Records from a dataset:
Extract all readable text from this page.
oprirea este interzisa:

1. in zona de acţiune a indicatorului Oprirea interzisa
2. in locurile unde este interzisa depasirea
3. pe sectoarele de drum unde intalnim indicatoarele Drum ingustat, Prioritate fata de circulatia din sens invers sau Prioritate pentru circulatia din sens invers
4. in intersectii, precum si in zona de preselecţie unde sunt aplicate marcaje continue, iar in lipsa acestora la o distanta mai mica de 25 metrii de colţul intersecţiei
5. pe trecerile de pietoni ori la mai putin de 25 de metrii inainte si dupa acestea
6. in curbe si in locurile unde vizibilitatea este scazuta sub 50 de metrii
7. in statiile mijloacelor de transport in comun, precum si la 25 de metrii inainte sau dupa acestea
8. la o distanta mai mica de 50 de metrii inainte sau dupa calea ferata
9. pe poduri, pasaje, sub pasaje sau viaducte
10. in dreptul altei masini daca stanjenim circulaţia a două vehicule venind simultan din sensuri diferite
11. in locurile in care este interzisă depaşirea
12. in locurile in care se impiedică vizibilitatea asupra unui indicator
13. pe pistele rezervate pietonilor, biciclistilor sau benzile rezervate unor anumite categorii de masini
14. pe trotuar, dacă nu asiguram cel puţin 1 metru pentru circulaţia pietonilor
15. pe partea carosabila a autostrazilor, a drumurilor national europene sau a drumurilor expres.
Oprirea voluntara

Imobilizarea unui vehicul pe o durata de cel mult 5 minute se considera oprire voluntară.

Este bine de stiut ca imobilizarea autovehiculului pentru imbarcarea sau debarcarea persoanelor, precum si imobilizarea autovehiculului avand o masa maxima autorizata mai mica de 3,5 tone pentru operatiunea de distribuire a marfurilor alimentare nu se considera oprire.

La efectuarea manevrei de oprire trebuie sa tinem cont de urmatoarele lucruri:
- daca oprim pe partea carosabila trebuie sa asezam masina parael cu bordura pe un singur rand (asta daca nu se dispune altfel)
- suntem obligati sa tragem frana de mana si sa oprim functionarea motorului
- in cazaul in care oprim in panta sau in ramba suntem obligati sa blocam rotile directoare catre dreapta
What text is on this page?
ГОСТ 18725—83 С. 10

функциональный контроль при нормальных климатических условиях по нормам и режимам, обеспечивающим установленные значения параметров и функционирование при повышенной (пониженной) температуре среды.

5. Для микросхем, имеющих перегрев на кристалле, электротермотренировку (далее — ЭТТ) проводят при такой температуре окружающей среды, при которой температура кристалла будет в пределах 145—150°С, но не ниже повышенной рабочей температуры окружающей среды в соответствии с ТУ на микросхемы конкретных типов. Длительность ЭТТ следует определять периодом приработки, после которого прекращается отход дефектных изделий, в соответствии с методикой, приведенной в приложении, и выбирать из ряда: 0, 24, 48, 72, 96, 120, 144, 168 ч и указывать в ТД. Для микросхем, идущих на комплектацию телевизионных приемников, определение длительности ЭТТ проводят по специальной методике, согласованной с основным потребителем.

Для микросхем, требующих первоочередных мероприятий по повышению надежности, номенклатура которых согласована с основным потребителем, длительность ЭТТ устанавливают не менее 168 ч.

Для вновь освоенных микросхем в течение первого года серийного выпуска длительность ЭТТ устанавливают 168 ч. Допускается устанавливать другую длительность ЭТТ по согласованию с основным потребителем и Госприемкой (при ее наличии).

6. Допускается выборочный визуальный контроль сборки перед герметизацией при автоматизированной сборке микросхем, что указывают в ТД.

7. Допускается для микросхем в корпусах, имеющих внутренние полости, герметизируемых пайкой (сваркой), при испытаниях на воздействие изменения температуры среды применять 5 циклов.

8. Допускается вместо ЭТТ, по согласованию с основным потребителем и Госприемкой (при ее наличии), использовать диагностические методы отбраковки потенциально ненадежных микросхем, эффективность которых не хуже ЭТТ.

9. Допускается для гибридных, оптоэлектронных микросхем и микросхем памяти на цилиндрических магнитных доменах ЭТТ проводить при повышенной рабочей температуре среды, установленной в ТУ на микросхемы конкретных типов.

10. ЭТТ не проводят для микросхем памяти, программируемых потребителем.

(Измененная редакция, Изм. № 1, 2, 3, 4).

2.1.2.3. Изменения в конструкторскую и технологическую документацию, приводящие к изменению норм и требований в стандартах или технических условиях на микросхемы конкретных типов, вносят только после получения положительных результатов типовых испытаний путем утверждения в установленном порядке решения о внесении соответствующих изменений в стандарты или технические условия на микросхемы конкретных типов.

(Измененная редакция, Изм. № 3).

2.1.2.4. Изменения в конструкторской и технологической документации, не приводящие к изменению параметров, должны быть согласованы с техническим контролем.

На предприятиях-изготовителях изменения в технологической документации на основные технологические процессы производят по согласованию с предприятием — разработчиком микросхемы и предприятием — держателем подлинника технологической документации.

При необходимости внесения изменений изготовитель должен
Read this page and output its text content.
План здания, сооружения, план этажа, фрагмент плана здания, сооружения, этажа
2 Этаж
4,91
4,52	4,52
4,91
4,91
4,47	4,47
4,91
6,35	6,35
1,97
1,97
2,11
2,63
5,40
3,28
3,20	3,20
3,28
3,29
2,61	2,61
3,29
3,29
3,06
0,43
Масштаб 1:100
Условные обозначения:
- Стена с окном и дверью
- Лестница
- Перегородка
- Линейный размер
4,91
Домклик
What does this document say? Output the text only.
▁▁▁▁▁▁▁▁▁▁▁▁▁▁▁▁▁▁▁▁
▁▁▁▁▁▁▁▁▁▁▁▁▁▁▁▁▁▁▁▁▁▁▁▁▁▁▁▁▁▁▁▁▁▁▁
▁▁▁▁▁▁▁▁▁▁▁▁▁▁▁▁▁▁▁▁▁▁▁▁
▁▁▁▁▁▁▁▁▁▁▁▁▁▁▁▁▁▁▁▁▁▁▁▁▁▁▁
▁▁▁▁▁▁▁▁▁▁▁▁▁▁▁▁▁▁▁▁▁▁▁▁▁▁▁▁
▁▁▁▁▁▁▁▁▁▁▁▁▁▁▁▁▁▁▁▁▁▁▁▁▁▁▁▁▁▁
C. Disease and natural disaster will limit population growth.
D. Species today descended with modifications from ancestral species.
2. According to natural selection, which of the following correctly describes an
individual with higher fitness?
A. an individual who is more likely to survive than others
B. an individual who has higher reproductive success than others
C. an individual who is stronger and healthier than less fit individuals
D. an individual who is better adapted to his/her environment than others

Given problem
Extract, exactly as they appear, the lines from the one containing "Read this page and output its text content." through the final line.

Reply to the task
Read this page and output its text content.
План здания, сооружения, план этажа, фрагмент плана здания, сооружения, этажа
2 Этаж
4,91
4,52	4,52
4,91
4,91
4,47	4,47
4,91
6,35	6,35
1,97
1,97
2,11
2,63
5,40
3,28
3,20	3,20
3,28
3,29
2,61	2,61
3,29
3,29
3,06
0,43
Масштаб 1:100
Условные обозначения:
- Стена с окном и дверью
- Лестница
- Перегородка
- Линейный размер
4,91
Домклик
What does this document say? Output the text only.
▁▁▁▁▁▁▁▁▁▁▁▁▁▁▁▁▁▁▁▁
▁▁▁▁▁▁▁▁▁▁▁▁▁▁▁▁▁▁▁▁▁▁▁▁▁▁▁▁▁▁▁▁▁▁▁
▁▁▁▁▁▁▁▁▁▁▁▁▁▁▁▁▁▁▁▁▁▁▁▁
▁▁▁▁▁▁▁▁▁▁▁▁▁▁▁▁▁▁▁▁▁▁▁▁▁▁▁
▁▁▁▁▁▁▁▁▁▁▁▁▁▁▁▁▁▁▁▁▁▁▁▁▁▁▁▁
▁▁▁▁▁▁▁▁▁▁▁▁▁▁▁▁▁▁▁▁▁▁▁▁▁▁▁▁▁▁
C. Disease and natural disaster will limit population growth.
D. Species today descended with modifications from ancestral species.
2. According to natural selection, which of the following correctly describes an
individual with higher fitness?
A. an individual who is more likely to survive than others
B. an individual who has higher reproductive success than others
C. an individual who is stronger and healthier than less fit individuals
D. an individual who is better adapted to his/her environment than others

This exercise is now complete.